» **AVAILABLE DATA**
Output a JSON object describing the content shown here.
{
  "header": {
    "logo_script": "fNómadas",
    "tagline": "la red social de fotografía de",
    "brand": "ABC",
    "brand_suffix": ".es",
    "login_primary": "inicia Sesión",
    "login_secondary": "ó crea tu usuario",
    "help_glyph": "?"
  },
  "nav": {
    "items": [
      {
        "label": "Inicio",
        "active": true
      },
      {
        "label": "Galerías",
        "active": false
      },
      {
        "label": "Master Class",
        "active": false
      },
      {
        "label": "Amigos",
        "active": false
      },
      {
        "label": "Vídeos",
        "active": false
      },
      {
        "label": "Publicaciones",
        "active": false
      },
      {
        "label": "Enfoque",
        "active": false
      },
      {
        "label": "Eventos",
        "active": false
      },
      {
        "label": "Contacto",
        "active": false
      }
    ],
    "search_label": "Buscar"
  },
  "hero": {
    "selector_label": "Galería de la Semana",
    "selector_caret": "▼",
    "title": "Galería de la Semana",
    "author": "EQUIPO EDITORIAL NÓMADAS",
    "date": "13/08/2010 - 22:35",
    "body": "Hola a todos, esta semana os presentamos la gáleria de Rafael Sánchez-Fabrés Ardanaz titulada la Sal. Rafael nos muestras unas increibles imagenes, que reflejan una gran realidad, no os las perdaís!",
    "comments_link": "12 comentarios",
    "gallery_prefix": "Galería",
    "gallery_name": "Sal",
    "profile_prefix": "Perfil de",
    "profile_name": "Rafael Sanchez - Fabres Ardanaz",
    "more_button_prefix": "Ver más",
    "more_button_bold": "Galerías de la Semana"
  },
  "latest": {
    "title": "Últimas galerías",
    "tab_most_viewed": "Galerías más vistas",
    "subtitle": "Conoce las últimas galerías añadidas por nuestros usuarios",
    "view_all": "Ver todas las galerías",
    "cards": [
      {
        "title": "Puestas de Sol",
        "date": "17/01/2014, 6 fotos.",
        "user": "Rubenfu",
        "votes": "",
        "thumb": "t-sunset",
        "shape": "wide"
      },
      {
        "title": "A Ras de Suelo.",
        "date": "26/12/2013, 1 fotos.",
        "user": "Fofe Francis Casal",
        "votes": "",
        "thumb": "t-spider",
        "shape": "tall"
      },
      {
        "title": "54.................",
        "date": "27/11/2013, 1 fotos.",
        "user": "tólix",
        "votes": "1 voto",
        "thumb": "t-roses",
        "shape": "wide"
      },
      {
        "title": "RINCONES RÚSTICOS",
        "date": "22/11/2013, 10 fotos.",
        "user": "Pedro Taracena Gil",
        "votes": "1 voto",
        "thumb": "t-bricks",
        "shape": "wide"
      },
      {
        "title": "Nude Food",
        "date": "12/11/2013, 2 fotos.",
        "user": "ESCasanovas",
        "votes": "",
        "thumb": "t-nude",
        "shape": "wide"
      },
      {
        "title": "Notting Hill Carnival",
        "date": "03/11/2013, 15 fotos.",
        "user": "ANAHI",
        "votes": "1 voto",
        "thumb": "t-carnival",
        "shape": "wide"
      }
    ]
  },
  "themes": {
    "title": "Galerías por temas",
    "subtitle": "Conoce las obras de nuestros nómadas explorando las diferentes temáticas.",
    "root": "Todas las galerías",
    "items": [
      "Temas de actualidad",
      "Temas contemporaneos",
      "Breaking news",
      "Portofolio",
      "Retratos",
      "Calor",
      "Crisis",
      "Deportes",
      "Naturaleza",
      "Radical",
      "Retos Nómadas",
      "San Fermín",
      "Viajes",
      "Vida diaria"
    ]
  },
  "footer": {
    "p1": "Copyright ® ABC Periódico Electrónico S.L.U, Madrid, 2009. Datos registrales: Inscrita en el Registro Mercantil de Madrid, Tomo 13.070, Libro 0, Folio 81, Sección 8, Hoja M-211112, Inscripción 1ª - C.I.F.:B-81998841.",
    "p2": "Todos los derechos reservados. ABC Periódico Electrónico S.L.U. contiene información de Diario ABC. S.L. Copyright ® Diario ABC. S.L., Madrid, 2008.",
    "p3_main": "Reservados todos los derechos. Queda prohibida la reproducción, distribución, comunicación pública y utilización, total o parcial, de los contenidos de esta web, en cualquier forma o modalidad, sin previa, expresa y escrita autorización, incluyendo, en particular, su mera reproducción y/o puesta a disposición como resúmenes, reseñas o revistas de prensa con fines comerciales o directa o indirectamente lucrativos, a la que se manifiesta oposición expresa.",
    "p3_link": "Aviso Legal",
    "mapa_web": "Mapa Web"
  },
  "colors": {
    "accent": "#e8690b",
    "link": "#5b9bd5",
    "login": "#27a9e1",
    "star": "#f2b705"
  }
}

» **ACTIVITY**
Find the lines above that hold "Copyright", then copy each of them.

» **OUTPUT BELOW**
    "p1": "Copyright ® ABC Periódico Electrónico S.L.U, Madrid, 2009. Datos registrales: Inscrita en el Registro Mercantil de Madrid, Tomo 13.070, Libro 0, Folio 81, Sección 8, Hoja M-211112, Inscripción 1ª - C.I.F.:B-81998841.",
    "p2": "Todos los derechos reservados. ABC Periódico Electrónico S.L.U. contiene información de Diario ABC. S.L. Copyright ® Diario ABC. S.L., Madrid, 2008.",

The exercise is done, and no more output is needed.